▶ _Task requirements_
Quote the listing below in its entirety, omitting every image.

(Stored records)
>> BEGIN
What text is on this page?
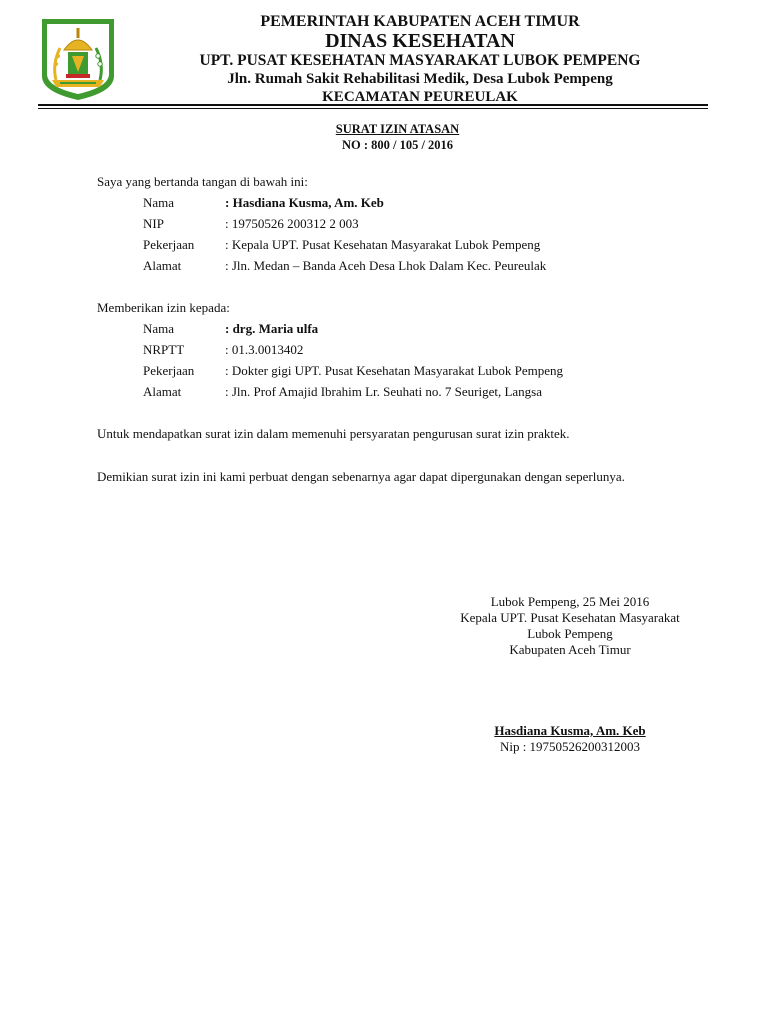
PEMERINTAH KABUPATEN ACEH TIMUR
DINAS KESEHATAN
UPT. PUSAT KESEHATAN MASYARAKAT LUBOK PEMPENG
Jln. Rumah Sakit Rehabilitasi Medik, Desa Lubok Pempeng
KECAMATAN PEUREULAK
SURAT IZIN ATASAN
NO : 800 / 105 / 2016
Saya yang bertanda tangan di bawah ini:
Nama	: Hasdiana Kusma, Am. Keb
NIP	: 19750526 200312 2 003
Pekerjaan : Kepala UPT. Pusat Kesehatan Masyarakat Lubok Pempeng
Alamat	: Jln. Medan – Banda Aceh Desa Lhok Dalam Kec. Peureulak
Memberikan izin kepada:
Nama	: drg. Maria ulfa
NRPTT	: 01.3.0013402
Pekerjaan : Dokter gigi UPT. Pusat Kesehatan Masyarakat Lubok Pempeng
Alamat	: Jln. Prof Amajid Ibrahim Lr. Seuhati no. 7 Seuriget, Langsa
Untuk mendapatkan surat izin dalam memenuhi persyaratan pengurusan surat izin praktek.
Demikian surat izin ini kami perbuat dengan sebenarnya agar dapat dipergunakan dengan seperlunya.
Lubok Pempeng, 25 Mei 2016
Kepala UPT. Pusat Kesehatan Masyarakat
Lubok Pempeng
Kabupaten Aceh Timur
Hasdiana Kusma, Am. Keb
Nip : 19750526200312003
>> END
▶ _Answer to this problem_
What text is on this page?
PEMERINTAH KABUPATEN ACEH TIMUR
DINAS KESEHATAN
UPT. PUSAT KESEHATAN MASYARAKAT LUBOK PEMPENG
Jln. Rumah Sakit Rehabilitasi Medik, Desa Lubok Pempeng
KECAMATAN PEUREULAK
SURAT IZIN ATASAN
NO : 800 / 105 / 2016
Saya yang bertanda tangan di bawah ini:
Nama	: Hasdiana Kusma, Am. Keb
NIP	: 19750526 200312 2 003
Pekerjaan : Kepala UPT. Pusat Kesehatan Masyarakat Lubok Pempeng
Alamat	: Jln. Medan – Banda Aceh Desa Lhok Dalam Kec. Peureulak
Memberikan izin kepada:
Nama	: drg. Maria ulfa
NRPTT	: 01.3.0013402
Pekerjaan : Dokter gigi UPT. Pusat Kesehatan Masyarakat Lubok Pempeng
Alamat	: Jln. Prof Amajid Ibrahim Lr. Seuhati no. 7 Seuriget, Langsa
Untuk mendapatkan surat izin dalam memenuhi persyaratan pengurusan surat izin praktek.
Demikian surat izin ini kami perbuat dengan sebenarnya agar dapat dipergunakan dengan seperlunya.
Lubok Pempeng, 25 Mei 2016
Kepala UPT. Pusat Kesehatan Masyarakat
Lubok Pempeng
Kabupaten Aceh Timur
Hasdiana Kusma, Am. Keb
Nip : 19750526200312003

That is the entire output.